Collection entries:
━━━━━━━━

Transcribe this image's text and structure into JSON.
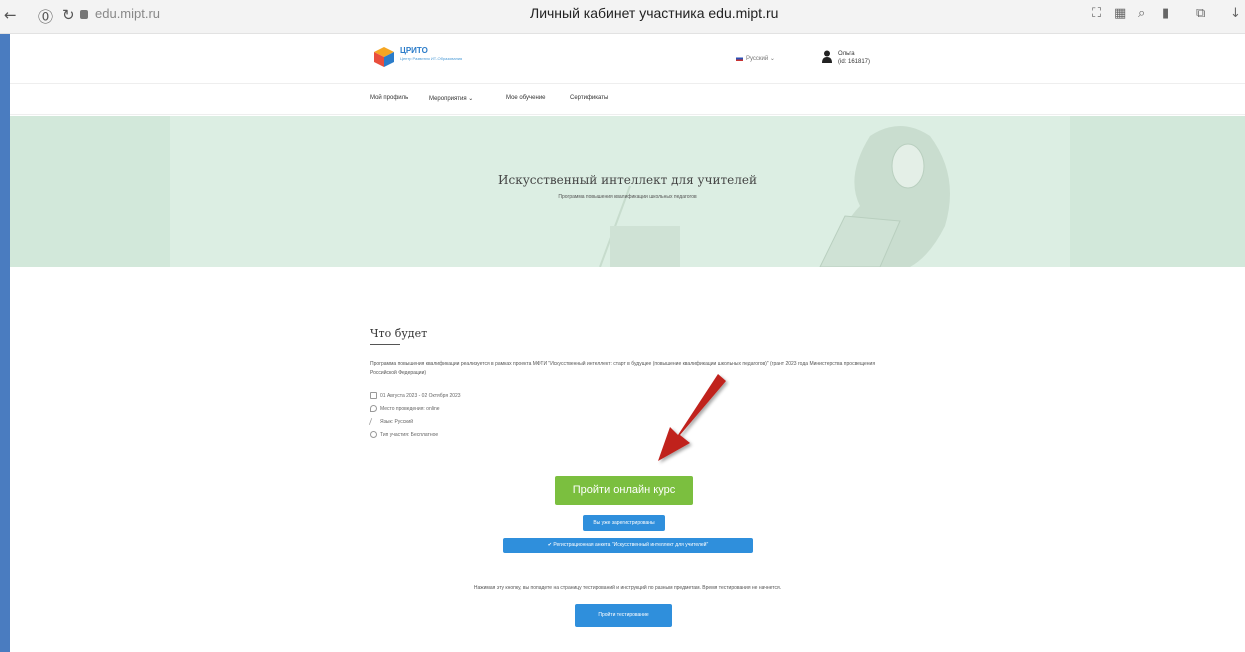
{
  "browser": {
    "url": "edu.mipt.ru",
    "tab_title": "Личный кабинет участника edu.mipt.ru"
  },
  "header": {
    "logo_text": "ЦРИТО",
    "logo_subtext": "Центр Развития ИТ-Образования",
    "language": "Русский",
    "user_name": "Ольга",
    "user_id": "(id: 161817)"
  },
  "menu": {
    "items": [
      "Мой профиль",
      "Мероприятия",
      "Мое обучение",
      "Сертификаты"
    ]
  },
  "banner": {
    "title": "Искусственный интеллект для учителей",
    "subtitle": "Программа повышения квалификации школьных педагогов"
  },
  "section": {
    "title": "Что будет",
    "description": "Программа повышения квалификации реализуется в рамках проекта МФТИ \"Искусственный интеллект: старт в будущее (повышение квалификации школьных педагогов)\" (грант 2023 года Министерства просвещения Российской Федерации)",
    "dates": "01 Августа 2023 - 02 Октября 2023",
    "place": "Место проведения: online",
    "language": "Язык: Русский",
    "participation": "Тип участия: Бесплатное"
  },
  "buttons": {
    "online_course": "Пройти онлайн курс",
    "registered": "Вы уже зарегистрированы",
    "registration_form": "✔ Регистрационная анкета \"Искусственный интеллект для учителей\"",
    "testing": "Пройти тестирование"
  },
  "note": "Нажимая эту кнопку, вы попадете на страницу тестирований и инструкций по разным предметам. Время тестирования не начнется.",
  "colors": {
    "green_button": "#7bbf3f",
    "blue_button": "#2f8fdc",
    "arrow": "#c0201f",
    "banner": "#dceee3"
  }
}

━━━━━━━━

INSTRUCTIONS TO FOLLOW => Count the lines that hold the string "Русский" and state that number alone.

WRITTEN SOLUTION => 2